◆ DIRECTION:
Keep only the lines where "HUYỆN" appears.

◆ DATA TO USE:
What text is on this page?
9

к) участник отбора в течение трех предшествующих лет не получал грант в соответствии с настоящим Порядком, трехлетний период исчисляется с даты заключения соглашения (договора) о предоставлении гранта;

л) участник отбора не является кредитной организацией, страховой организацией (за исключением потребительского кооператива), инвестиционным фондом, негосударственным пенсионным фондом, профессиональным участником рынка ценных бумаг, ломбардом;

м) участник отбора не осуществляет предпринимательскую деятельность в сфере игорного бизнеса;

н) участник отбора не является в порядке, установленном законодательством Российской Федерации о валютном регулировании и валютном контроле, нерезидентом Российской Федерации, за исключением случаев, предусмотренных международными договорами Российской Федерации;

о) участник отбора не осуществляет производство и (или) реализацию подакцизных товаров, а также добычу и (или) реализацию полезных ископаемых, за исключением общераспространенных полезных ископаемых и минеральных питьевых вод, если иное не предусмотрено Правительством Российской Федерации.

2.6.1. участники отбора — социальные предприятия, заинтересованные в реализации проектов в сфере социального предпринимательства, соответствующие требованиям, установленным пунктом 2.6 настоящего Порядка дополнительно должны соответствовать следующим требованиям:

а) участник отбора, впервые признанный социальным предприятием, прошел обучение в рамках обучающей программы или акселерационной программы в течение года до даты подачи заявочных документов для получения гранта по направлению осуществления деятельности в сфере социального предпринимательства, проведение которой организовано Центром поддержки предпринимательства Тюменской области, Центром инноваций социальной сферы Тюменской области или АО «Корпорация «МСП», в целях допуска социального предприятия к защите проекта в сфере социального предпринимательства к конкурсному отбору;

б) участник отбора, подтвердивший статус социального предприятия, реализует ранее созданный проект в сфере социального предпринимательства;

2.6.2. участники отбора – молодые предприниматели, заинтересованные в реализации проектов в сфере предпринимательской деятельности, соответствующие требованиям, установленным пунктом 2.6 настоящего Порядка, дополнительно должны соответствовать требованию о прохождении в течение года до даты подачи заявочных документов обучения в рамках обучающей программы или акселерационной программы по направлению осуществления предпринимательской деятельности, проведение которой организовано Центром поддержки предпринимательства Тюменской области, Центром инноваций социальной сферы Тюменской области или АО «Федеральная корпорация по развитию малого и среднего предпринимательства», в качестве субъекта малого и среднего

==

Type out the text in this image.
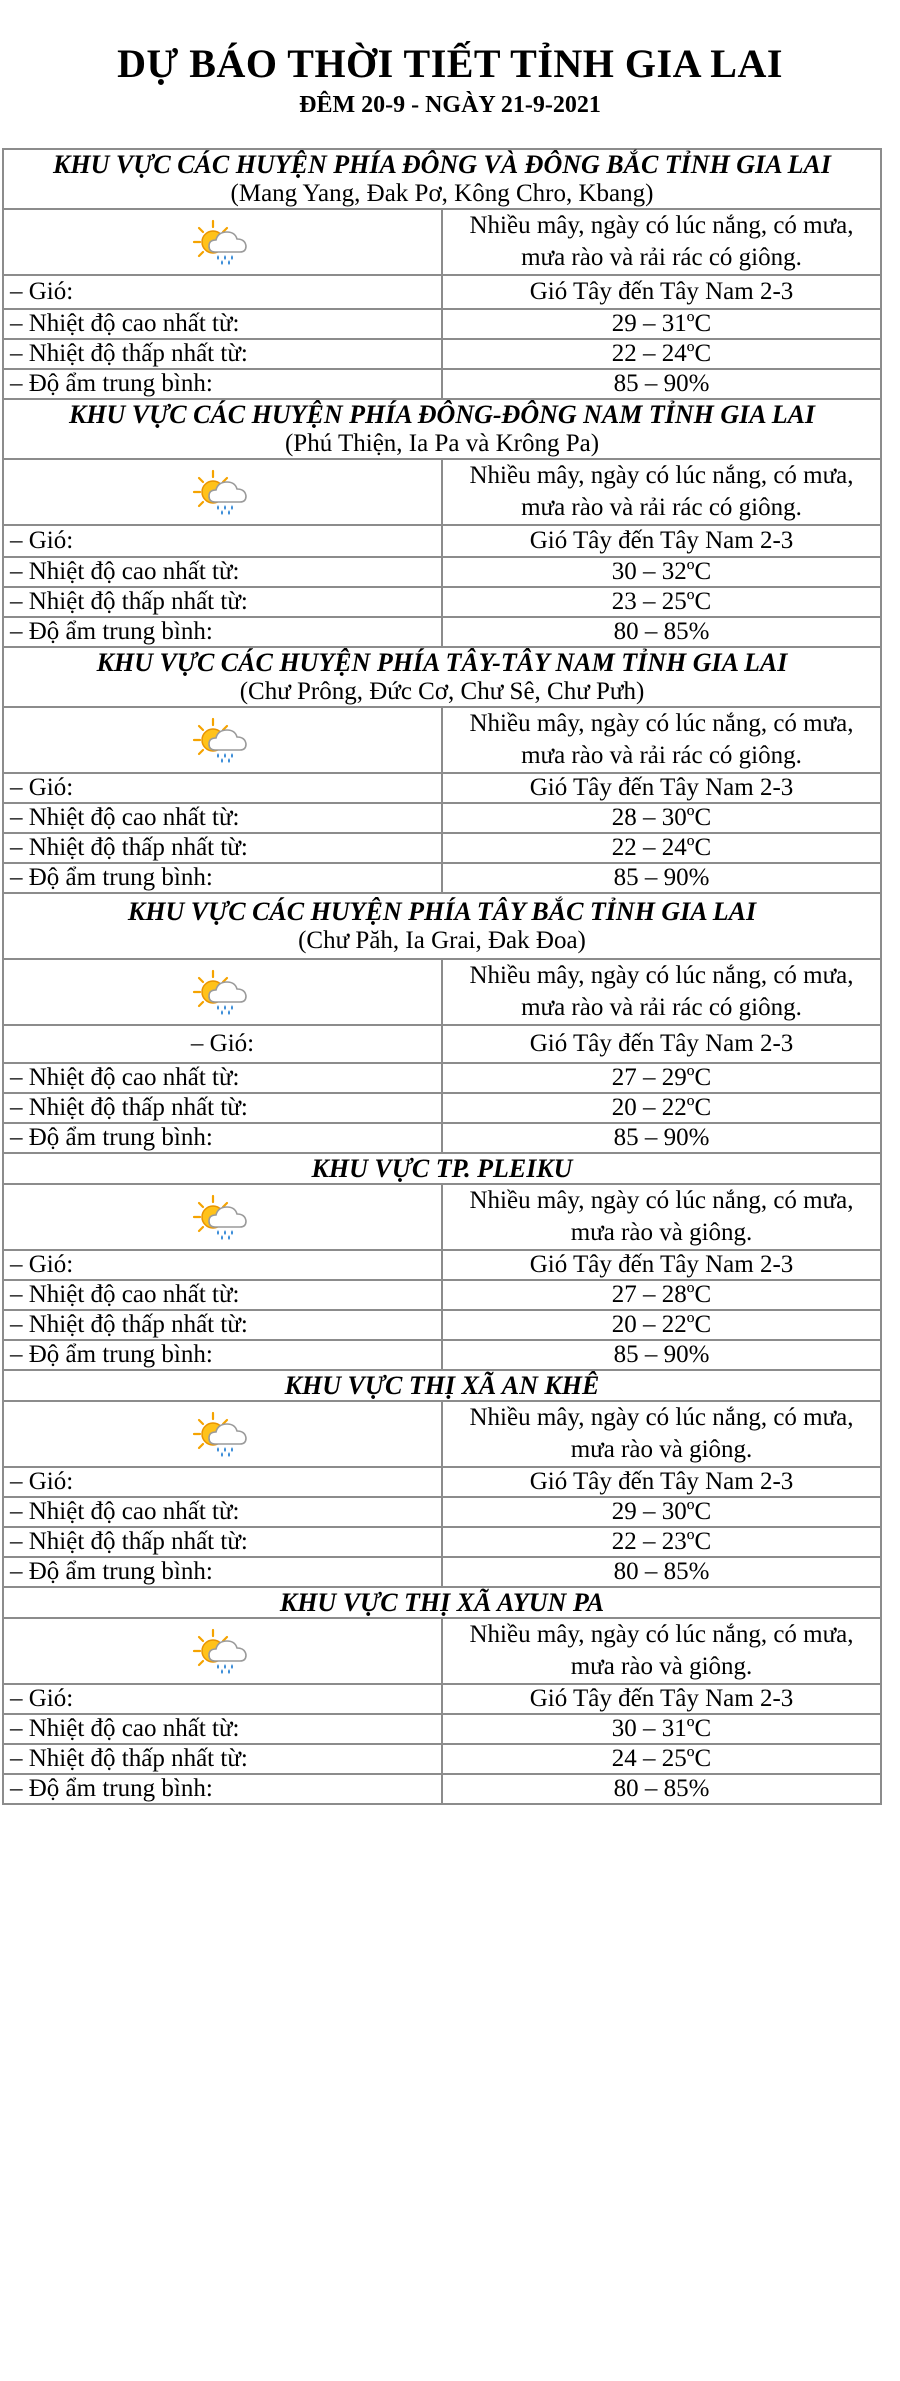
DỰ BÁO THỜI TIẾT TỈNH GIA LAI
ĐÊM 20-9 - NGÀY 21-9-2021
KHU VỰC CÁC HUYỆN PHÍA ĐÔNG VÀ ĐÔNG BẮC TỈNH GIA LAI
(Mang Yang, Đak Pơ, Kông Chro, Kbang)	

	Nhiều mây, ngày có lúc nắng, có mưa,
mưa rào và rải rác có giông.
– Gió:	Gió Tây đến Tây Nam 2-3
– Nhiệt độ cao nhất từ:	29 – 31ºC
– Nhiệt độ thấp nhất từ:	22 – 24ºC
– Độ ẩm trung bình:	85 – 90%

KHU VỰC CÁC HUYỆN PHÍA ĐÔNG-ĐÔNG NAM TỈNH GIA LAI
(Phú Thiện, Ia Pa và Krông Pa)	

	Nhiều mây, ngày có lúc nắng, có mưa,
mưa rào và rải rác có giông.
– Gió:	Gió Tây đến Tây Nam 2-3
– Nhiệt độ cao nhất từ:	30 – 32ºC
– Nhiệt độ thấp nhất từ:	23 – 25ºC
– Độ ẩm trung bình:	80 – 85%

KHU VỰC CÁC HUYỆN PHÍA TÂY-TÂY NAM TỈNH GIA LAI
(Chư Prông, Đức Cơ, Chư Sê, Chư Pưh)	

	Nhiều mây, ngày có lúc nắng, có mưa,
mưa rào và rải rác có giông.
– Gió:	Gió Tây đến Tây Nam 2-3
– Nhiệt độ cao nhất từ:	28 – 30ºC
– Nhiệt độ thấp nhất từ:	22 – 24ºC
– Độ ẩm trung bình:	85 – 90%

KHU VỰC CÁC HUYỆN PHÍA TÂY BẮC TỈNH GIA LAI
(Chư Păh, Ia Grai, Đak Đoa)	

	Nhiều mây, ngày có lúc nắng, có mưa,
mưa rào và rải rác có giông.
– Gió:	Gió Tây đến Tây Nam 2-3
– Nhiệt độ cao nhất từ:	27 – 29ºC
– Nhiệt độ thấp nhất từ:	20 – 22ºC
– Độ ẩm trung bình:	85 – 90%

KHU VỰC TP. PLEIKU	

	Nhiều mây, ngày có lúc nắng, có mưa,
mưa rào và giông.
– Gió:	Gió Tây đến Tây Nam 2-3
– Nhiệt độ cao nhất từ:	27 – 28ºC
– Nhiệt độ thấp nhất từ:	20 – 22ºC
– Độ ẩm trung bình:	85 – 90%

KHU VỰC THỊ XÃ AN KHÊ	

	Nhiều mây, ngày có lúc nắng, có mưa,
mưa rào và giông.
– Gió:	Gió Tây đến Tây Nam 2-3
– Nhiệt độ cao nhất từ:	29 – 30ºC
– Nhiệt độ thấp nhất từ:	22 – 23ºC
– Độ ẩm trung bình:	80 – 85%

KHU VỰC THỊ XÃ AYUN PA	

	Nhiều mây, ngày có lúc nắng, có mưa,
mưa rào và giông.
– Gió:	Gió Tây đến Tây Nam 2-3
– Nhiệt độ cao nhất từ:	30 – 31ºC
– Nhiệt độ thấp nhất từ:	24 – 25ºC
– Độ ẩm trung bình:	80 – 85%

◆ SOLUTION TO THIS TASK:
KHU VỰC CÁC HUYỆN PHÍA ĐÔNG VÀ ĐÔNG BẮC TỈNH GIA LAI
KHU VỰC CÁC HUYỆN PHÍA ĐÔNG-ĐÔNG NAM TỈNH GIA LAI
KHU VỰC CÁC HUYỆN PHÍA TÂY-TÂY NAM TỈNH GIA LAI
KHU VỰC CÁC HUYỆN PHÍA TÂY BẮC TỈNH GIA LAI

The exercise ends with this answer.